REQUIREMENT. Extract each line of the data below exactly as written.

Dataset records.

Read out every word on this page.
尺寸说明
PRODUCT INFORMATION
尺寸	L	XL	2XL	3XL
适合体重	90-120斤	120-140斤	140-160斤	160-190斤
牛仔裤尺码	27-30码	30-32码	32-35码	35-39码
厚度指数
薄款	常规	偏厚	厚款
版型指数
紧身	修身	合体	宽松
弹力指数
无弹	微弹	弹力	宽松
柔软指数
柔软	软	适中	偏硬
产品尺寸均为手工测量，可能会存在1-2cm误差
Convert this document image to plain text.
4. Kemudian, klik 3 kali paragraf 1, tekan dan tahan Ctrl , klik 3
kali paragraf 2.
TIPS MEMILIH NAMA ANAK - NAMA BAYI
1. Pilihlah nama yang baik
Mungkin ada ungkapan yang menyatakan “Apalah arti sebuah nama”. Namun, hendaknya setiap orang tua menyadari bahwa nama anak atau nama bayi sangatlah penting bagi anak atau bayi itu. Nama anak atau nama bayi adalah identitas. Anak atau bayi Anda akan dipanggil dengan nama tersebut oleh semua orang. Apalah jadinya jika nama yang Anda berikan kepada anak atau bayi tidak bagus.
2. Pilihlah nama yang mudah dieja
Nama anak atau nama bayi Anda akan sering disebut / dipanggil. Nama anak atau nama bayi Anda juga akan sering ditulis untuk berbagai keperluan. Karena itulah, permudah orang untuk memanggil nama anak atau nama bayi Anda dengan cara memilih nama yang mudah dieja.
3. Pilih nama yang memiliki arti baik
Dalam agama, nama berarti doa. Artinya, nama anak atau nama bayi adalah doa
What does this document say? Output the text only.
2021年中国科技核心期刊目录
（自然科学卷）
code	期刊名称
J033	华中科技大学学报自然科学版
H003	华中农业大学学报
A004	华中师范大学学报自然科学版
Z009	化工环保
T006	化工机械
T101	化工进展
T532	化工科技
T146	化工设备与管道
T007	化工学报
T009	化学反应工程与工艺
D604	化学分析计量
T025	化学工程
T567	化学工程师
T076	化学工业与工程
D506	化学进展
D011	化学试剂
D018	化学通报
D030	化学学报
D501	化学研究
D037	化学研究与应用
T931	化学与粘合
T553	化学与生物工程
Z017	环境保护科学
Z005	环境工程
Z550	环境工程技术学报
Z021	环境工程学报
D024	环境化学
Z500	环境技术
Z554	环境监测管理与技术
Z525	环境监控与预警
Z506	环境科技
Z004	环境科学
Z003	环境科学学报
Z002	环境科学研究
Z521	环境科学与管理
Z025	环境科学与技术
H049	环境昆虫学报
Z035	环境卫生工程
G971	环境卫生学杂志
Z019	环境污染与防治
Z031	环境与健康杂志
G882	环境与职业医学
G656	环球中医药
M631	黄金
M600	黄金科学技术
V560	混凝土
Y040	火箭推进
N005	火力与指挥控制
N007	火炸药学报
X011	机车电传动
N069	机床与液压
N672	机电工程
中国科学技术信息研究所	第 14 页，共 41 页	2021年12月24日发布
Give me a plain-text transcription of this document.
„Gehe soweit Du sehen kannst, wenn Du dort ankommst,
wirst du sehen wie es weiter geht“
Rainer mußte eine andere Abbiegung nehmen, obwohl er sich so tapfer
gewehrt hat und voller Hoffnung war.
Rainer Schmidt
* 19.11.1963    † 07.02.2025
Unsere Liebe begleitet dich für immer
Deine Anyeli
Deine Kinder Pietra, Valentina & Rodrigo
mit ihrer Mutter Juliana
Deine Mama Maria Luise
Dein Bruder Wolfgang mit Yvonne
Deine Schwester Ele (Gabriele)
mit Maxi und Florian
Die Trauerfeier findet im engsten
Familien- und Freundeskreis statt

COMPLETE RESPONSE.
Read out every word on this page.
尺寸说明
PRODUCT INFORMATION
尺寸	L	XL	2XL	3XL
适合体重	90-120斤	120-140斤	140-160斤	160-190斤
牛仔裤尺码	27-30码	30-32码	32-35码	35-39码
厚度指数
薄款	常规	偏厚	厚款
版型指数
紧身	修身	合体	宽松
弹力指数
无弹	微弹	弹力	宽松
柔软指数
柔软	软	适中	偏硬
产品尺寸均为手工测量，可能会存在1-2cm误差
Convert this document image to plain text.
4. Kemudian, klik 3 kali paragraf 1, tekan dan tahan Ctrl , klik 3
kali paragraf 2.
TIPS MEMILIH NAMA ANAK - NAMA BAYI
1. Pilihlah nama yang baik
Mungkin ada ungkapan yang menyatakan “Apalah arti sebuah nama”. Namun, hendaknya setiap orang tua menyadari bahwa nama anak atau nama bayi sangatlah penting bagi anak atau bayi itu. Nama anak atau nama bayi adalah identitas. Anak atau bayi Anda akan dipanggil dengan nama tersebut oleh semua orang. Apalah jadinya jika nama yang Anda berikan kepada anak atau bayi tidak bagus.
2. Pilihlah nama yang mudah dieja
Nama anak atau nama bayi Anda akan sering disebut / dipanggil. Nama anak atau nama bayi Anda juga akan sering ditulis untuk berbagai keperluan. Karena itulah, permudah orang untuk memanggil nama anak atau nama bayi Anda dengan cara memilih nama yang mudah dieja.
3. Pilih nama yang memiliki arti baik
Dalam agama, nama berarti doa. Artinya, nama anak atau nama bayi adalah doa
What does this document say? Output the text only.
2021年中国科技核心期刊目录
（自然科学卷）
code	期刊名称
J033	华中科技大学学报自然科学版
H003	华中农业大学学报
A004	华中师范大学学报自然科学版
Z009	化工环保
T006	化工机械
T101	化工进展
T532	化工科技
T146	化工设备与管道
T007	化工学报
T009	化学反应工程与工艺
D604	化学分析计量
T025	化学工程
T567	化学工程师
T076	化学工业与工程
D506	化学进展
D011	化学试剂
D018	化学通报
D030	化学学报
D501	化学研究
D037	化学研究与应用
T931	化学与粘合
T553	化学与生物工程
Z017	环境保护科学
Z005	环境工程
Z550	环境工程技术学报
Z021	环境工程学报
D024	环境化学
Z500	环境技术
Z554	环境监测管理与技术
Z525	环境监控与预警
Z506	环境科技
Z004	环境科学
Z003	环境科学学报
Z002	环境科学研究
Z521	环境科学与管理
Z025	环境科学与技术
H049	环境昆虫学报
Z035	环境卫生工程
G971	环境卫生学杂志
Z019	环境污染与防治
Z031	环境与健康杂志
G882	环境与职业医学
G656	环球中医药
M631	黄金
M600	黄金科学技术
V560	混凝土
Y040	火箭推进
N005	火力与指挥控制
N007	火炸药学报
X011	机车电传动
N069	机床与液压
N672	机电工程
中国科学技术信息研究所	第 14 页，共 41 页	2021年12月24日发布
Give me a plain-text transcription of this document.
„Gehe soweit Du sehen kannst, wenn Du dort ankommst,
wirst du sehen wie es weiter geht“
Rainer mußte eine andere Abbiegung nehmen, obwohl er sich so tapfer
gewehrt hat und voller Hoffnung war.
Rainer Schmidt
* 19.11.1963    † 07.02.2025
Unsere Liebe begleitet dich für immer
Deine Anyeli
Deine Kinder Pietra, Valentina & Rodrigo
mit ihrer Mutter Juliana
Deine Mama Maria Luise
Dein Bruder Wolfgang mit Yvonne
Deine Schwester Ele (Gabriele)
mit Maxi und Florian
Die Trauerfeier findet im engsten
Familien- und Freundeskreis statt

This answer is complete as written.